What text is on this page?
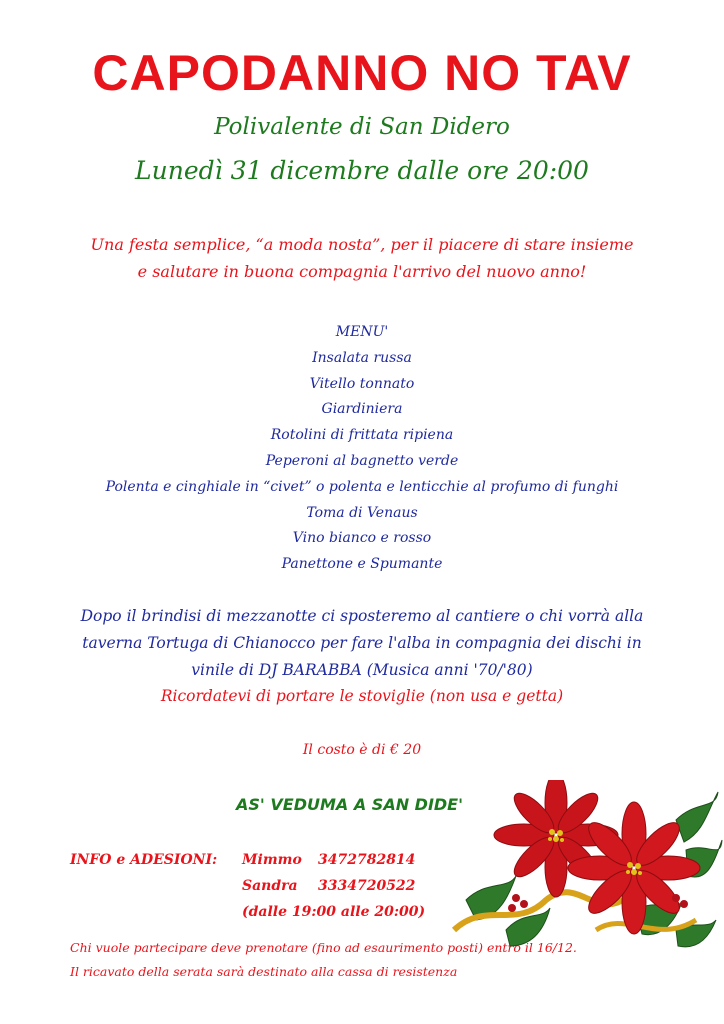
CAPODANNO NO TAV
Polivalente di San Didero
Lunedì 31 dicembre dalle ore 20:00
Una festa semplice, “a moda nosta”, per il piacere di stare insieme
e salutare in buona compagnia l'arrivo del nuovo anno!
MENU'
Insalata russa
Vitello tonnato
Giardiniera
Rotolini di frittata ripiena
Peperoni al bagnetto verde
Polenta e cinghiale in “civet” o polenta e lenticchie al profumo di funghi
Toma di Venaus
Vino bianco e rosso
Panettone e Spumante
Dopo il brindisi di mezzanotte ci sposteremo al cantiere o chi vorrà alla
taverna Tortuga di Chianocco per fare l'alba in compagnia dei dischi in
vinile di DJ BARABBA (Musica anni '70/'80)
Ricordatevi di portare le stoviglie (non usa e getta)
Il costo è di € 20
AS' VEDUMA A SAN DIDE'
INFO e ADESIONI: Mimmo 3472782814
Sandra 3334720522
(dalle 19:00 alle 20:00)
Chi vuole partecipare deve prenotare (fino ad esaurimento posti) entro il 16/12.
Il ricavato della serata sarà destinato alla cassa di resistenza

........

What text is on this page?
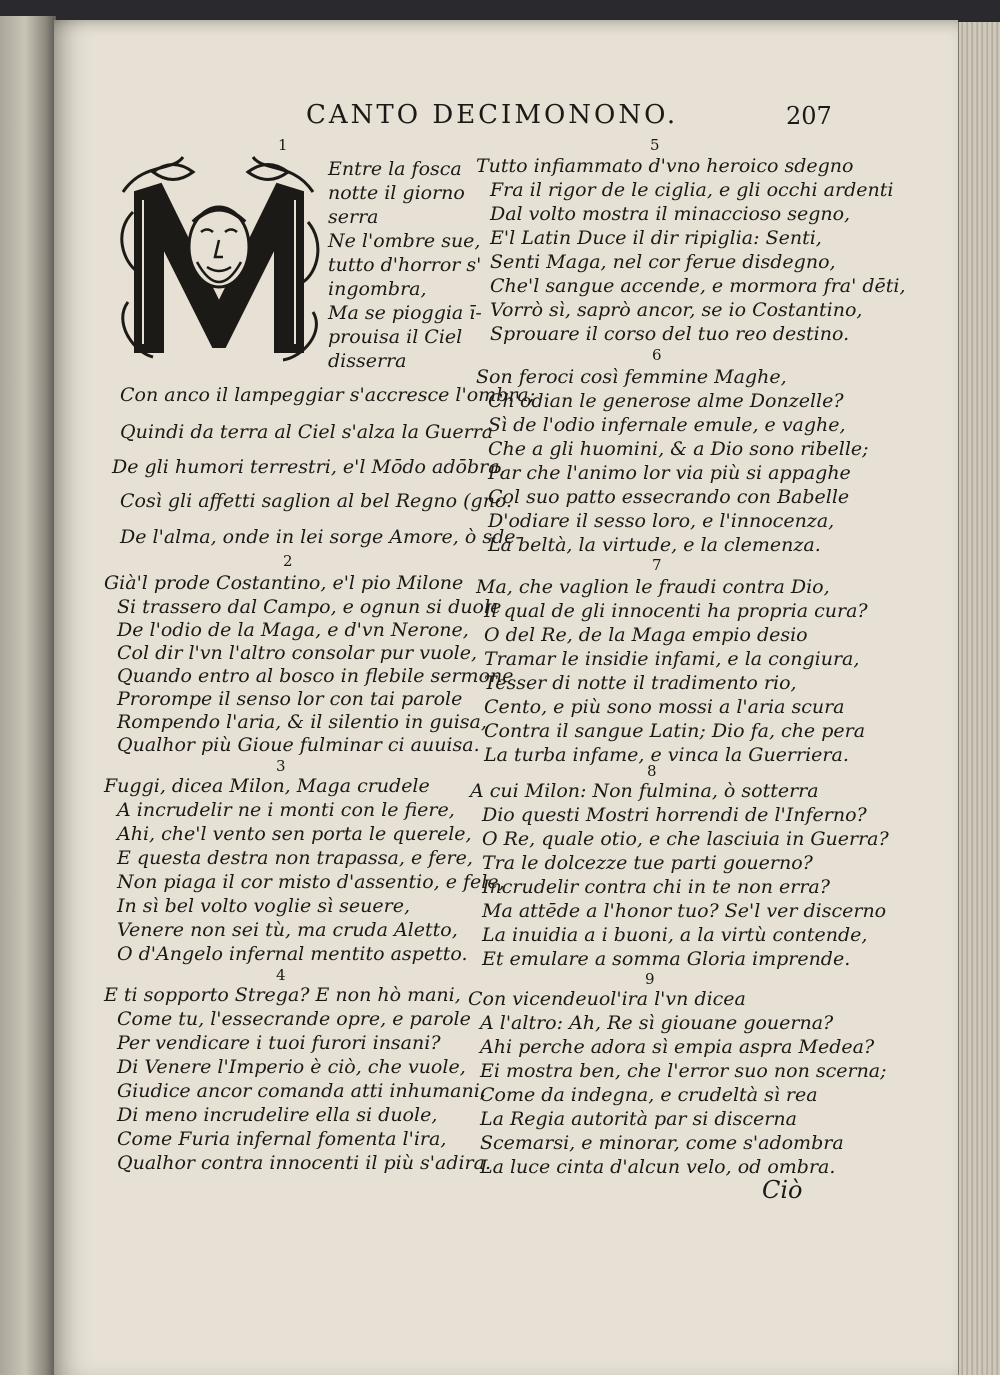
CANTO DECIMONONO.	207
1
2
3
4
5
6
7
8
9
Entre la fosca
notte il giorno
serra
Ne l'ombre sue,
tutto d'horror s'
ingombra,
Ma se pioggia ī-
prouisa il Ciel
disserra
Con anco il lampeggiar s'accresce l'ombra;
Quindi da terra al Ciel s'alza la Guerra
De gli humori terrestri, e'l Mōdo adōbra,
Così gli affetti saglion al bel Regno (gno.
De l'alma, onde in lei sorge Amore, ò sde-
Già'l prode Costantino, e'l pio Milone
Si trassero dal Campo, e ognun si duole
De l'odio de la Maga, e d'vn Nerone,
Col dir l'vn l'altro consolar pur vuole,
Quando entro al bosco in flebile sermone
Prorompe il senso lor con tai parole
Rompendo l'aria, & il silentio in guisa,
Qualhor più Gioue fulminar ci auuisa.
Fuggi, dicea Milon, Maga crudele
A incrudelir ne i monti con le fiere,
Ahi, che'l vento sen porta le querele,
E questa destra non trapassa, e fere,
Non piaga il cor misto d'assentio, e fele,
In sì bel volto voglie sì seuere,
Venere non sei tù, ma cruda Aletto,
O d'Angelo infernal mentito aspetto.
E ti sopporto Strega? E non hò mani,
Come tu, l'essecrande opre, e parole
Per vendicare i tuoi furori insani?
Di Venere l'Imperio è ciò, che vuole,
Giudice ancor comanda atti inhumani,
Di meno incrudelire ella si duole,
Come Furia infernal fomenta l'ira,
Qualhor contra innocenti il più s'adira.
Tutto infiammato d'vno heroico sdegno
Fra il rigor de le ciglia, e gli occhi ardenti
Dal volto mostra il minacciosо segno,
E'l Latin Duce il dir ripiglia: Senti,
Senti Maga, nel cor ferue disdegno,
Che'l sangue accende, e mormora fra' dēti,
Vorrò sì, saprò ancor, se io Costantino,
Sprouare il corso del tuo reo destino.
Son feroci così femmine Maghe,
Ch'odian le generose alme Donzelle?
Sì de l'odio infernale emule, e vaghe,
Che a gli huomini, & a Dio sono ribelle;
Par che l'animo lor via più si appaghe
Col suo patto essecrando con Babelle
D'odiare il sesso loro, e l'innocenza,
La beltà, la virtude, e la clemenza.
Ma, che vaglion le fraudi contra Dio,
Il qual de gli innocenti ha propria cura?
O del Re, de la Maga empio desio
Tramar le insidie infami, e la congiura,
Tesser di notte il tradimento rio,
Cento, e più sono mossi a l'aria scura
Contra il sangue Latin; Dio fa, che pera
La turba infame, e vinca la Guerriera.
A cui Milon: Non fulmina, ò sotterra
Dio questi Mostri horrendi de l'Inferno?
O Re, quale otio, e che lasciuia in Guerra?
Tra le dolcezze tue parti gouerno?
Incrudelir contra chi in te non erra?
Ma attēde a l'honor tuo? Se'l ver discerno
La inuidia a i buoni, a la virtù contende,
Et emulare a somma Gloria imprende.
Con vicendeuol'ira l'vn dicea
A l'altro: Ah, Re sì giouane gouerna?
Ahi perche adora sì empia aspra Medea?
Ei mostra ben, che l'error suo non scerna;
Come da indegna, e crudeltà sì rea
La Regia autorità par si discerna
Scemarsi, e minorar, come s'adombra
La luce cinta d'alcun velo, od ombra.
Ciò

........

**What is asked:**
What is the number of lines above that contain "mostra"? Answer with that number only.

**The reply:**
2